*PROBLEM DETAILS*. Extract every record, keeping each one exactly as it is.

====

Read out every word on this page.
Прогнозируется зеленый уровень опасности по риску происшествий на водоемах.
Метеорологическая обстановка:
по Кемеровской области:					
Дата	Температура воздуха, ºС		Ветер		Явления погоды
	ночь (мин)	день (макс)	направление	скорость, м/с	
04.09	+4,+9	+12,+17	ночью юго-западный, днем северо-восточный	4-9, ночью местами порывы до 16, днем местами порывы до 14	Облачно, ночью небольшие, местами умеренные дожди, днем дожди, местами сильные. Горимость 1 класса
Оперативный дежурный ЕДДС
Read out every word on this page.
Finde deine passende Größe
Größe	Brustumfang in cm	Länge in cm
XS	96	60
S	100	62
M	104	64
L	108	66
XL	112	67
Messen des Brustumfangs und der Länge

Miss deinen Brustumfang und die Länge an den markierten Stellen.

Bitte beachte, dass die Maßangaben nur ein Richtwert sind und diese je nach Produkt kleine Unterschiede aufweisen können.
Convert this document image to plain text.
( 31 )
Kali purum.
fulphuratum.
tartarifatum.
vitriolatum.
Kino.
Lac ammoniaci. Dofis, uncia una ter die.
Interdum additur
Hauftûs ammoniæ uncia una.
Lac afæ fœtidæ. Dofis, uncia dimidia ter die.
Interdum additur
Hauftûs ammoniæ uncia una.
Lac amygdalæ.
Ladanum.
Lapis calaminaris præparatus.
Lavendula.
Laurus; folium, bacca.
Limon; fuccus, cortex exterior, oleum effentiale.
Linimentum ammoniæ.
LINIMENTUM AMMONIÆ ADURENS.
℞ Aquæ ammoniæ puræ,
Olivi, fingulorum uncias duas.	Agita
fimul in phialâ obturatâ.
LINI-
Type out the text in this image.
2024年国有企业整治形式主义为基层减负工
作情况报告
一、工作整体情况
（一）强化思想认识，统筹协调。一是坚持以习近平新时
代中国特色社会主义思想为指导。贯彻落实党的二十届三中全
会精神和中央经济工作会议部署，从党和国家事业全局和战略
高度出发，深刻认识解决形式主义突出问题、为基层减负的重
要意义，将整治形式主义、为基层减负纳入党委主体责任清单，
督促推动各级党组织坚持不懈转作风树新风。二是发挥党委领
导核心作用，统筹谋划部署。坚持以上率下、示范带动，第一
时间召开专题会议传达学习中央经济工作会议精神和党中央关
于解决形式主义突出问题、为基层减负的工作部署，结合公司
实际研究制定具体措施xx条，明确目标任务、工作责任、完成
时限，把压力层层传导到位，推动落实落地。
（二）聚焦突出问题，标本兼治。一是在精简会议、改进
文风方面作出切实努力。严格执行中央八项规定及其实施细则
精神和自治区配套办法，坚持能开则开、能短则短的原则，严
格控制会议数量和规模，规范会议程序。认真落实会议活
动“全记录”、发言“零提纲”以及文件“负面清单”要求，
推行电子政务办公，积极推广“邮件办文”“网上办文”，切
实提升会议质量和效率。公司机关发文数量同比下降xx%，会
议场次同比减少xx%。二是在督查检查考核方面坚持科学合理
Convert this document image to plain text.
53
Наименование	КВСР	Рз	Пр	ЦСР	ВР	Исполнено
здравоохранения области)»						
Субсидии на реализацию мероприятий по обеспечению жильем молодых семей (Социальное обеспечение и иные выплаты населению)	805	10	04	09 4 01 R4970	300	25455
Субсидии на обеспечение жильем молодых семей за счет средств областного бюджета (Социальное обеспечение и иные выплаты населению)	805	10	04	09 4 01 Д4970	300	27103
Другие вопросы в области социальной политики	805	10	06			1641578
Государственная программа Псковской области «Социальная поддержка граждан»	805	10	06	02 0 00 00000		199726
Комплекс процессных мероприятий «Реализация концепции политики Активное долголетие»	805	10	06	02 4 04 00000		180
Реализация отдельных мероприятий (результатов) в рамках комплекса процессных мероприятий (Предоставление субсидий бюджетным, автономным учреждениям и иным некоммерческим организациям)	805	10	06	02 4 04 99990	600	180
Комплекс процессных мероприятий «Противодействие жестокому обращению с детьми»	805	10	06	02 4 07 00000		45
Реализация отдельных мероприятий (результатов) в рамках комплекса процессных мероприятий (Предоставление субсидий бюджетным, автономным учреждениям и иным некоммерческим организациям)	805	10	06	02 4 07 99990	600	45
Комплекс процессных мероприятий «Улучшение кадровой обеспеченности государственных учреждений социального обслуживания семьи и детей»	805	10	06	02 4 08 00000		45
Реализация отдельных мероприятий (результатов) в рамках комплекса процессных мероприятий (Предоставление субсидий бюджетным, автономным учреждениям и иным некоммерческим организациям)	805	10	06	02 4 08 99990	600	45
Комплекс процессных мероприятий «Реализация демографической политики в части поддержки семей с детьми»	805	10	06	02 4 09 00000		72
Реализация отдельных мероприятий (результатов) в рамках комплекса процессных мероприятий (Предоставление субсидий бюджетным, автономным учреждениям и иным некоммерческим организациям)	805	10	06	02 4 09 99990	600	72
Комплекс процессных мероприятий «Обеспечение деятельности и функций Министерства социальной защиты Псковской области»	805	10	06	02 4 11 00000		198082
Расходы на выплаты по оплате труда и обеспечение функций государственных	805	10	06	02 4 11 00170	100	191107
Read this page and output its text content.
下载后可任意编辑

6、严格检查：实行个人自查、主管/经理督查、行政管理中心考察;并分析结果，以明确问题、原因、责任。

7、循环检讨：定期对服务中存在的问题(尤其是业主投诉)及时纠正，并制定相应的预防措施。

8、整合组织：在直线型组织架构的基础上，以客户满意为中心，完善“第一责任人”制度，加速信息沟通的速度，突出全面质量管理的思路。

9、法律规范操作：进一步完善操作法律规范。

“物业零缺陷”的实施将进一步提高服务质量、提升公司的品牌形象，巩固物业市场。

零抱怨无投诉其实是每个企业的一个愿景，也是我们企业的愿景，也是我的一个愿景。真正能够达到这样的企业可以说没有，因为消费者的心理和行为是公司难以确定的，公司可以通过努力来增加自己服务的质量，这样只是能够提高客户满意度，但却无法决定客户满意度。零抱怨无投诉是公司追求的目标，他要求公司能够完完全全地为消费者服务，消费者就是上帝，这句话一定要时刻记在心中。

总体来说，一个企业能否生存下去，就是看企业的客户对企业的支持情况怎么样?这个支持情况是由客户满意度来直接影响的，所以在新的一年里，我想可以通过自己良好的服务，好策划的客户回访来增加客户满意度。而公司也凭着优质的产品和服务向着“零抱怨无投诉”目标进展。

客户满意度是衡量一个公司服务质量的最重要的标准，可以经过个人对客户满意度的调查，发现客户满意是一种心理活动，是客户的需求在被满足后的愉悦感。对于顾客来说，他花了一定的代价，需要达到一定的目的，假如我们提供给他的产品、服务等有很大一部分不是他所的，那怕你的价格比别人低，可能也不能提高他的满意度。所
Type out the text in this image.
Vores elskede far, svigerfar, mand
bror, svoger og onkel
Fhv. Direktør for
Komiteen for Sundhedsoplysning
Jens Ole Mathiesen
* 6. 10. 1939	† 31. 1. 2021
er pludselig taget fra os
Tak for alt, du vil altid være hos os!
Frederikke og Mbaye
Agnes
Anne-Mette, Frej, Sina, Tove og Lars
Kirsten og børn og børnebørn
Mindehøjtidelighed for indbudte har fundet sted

====

*FINISHED TASK*.
Read out every word on this page.
Прогнозируется зеленый уровень опасности по риску происшествий на водоемах.
Метеорологическая обстановка:
по Кемеровской области:					
Дата	Температура воздуха, ºС		Ветер		Явления погоды
	ночь (мин)	день (макс)	направление	скорость, м/с	
04.09	+4,+9	+12,+17	ночью юго-западный, днем северо-восточный	4-9, ночью местами порывы до 16, днем местами порывы до 14	Облачно, ночью небольшие, местами умеренные дожди, днем дожди, местами сильные. Горимость 1 класса
Оперативный дежурный ЕДДС
Read out every word on this page.
Finde deine passende Größe
Größe	Brustumfang in cm	Länge in cm
XS	96	60
S	100	62
M	104	64
L	108	66
XL	112	67
Messen des Brustumfangs und der Länge

Miss deinen Brustumfang und die Länge an den markierten Stellen.

Bitte beachte, dass die Maßangaben nur ein Richtwert sind und diese je nach Produkt kleine Unterschiede aufweisen können.
Convert this document image to plain text.
( 31 )
Kali purum.
fulphuratum.
tartarifatum.
vitriolatum.
Kino.
Lac ammoniaci. Dofis, uncia una ter die.
Interdum additur
Hauftûs ammoniæ uncia una.
Lac afæ fœtidæ. Dofis, uncia dimidia ter die.
Interdum additur
Hauftûs ammoniæ uncia una.
Lac amygdalæ.
Ladanum.
Lapis calaminaris præparatus.
Lavendula.
Laurus; folium, bacca.
Limon; fuccus, cortex exterior, oleum effentiale.
Linimentum ammoniæ.
LINIMENTUM AMMONIÆ ADURENS.
℞ Aquæ ammoniæ puræ,
Olivi, fingulorum uncias duas.	Agita
fimul in phialâ obturatâ.
LINI-
Type out the text in this image.
2024年国有企业整治形式主义为基层减负工
作情况报告
一、工作整体情况
（一）强化思想认识，统筹协调。一是坚持以习近平新时
代中国特色社会主义思想为指导。贯彻落实党的二十届三中全
会精神和中央经济工作会议部署，从党和国家事业全局和战略
高度出发，深刻认识解决形式主义突出问题、为基层减负的重
要意义，将整治形式主义、为基层减负纳入党委主体责任清单，
督促推动各级党组织坚持不懈转作风树新风。二是发挥党委领
导核心作用，统筹谋划部署。坚持以上率下、示范带动，第一
时间召开专题会议传达学习中央经济工作会议精神和党中央关
于解决形式主义突出问题、为基层减负的工作部署，结合公司
实际研究制定具体措施xx条，明确目标任务、工作责任、完成
时限，把压力层层传导到位，推动落实落地。
（二）聚焦突出问题，标本兼治。一是在精简会议、改进
文风方面作出切实努力。严格执行中央八项规定及其实施细则
精神和自治区配套办法，坚持能开则开、能短则短的原则，严
格控制会议数量和规模，规范会议程序。认真落实会议活
动“全记录”、发言“零提纲”以及文件“负面清单”要求，
推行电子政务办公，积极推广“邮件办文”“网上办文”，切
实提升会议质量和效率。公司机关发文数量同比下降xx%，会
议场次同比减少xx%。二是在督查检查考核方面坚持科学合理
Convert this document image to plain text.
53
Наименование	КВСР	Рз	Пр	ЦСР	ВР	Исполнено
здравоохранения области)»						
Субсидии на реализацию мероприятий по обеспечению жильем молодых семей (Социальное обеспечение и иные выплаты населению)	805	10	04	09 4 01 R4970	300	25455
Субсидии на обеспечение жильем молодых семей за счет средств областного бюджета (Социальное обеспечение и иные выплаты населению)	805	10	04	09 4 01 Д4970	300	27103
Другие вопросы в области социальной политики	805	10	06			1641578
Государственная программа Псковской области «Социальная поддержка граждан»	805	10	06	02 0 00 00000		199726
Комплекс процессных мероприятий «Реализация концепции политики Активное долголетие»	805	10	06	02 4 04 00000		180
Реализация отдельных мероприятий (результатов) в рамках комплекса процессных мероприятий (Предоставление субсидий бюджетным, автономным учреждениям и иным некоммерческим организациям)	805	10	06	02 4 04 99990	600	180
Комплекс процессных мероприятий «Противодействие жестокому обращению с детьми»	805	10	06	02 4 07 00000		45
Реализация отдельных мероприятий (результатов) в рамках комплекса процессных мероприятий (Предоставление субсидий бюджетным, автономным учреждениям и иным некоммерческим организациям)	805	10	06	02 4 07 99990	600	45
Комплекс процессных мероприятий «Улучшение кадровой обеспеченности государственных учреждений социального обслуживания семьи и детей»	805	10	06	02 4 08 00000		45
Реализация отдельных мероприятий (результатов) в рамках комплекса процессных мероприятий (Предоставление субсидий бюджетным, автономным учреждениям и иным некоммерческим организациям)	805	10	06	02 4 08 99990	600	45
Комплекс процессных мероприятий «Реализация демографической политики в части поддержки семей с детьми»	805	10	06	02 4 09 00000		72
Реализация отдельных мероприятий (результатов) в рамках комплекса процессных мероприятий (Предоставление субсидий бюджетным, автономным учреждениям и иным некоммерческим организациям)	805	10	06	02 4 09 99990	600	72
Комплекс процессных мероприятий «Обеспечение деятельности и функций Министерства социальной защиты Псковской области»	805	10	06	02 4 11 00000		198082
Расходы на выплаты по оплате труда и обеспечение функций государственных	805	10	06	02 4 11 00170	100	191107
Read this page and output its text content.
下载后可任意编辑

6、严格检查：实行个人自查、主管/经理督查、行政管理中心考察;并分析结果，以明确问题、原因、责任。

7、循环检讨：定期对服务中存在的问题(尤其是业主投诉)及时纠正，并制定相应的预防措施。

8、整合组织：在直线型组织架构的基础上，以客户满意为中心，完善“第一责任人”制度，加速信息沟通的速度，突出全面质量管理的思路。

9、法律规范操作：进一步完善操作法律规范。

“物业零缺陷”的实施将进一步提高服务质量、提升公司的品牌形象，巩固物业市场。

零抱怨无投诉其实是每个企业的一个愿景，也是我们企业的愿景，也是我的一个愿景。真正能够达到这样的企业可以说没有，因为消费者的心理和行为是公司难以确定的，公司可以通过努力来增加自己服务的质量，这样只是能够提高客户满意度，但却无法决定客户满意度。零抱怨无投诉是公司追求的目标，他要求公司能够完完全全地为消费者服务，消费者就是上帝，这句话一定要时刻记在心中。

总体来说，一个企业能否生存下去，就是看企业的客户对企业的支持情况怎么样?这个支持情况是由客户满意度来直接影响的，所以在新的一年里，我想可以通过自己良好的服务，好策划的客户回访来增加客户满意度。而公司也凭着优质的产品和服务向着“零抱怨无投诉”目标进展。

客户满意度是衡量一个公司服务质量的最重要的标准，可以经过个人对客户满意度的调查，发现客户满意是一种心理活动，是客户的需求在被满足后的愉悦感。对于顾客来说，他花了一定的代价，需要达到一定的目的，假如我们提供给他的产品、服务等有很大一部分不是他所的，那怕你的价格比别人低，可能也不能提高他的满意度。所
Type out the text in this image.
Vores elskede far, svigerfar, mand
bror, svoger og onkel
Fhv. Direktør for
Komiteen for Sundhedsoplysning
Jens Ole Mathiesen
* 6. 10. 1939	† 31. 1. 2021
er pludselig taget fra os
Tak for alt, du vil altid være hos os!
Frederikke og Mbaye
Agnes
Anne-Mette, Frej, Sina, Tove og Lars
Kirsten og børn og børnebørn
Mindehøjtidelighed for indbudte har fundet sted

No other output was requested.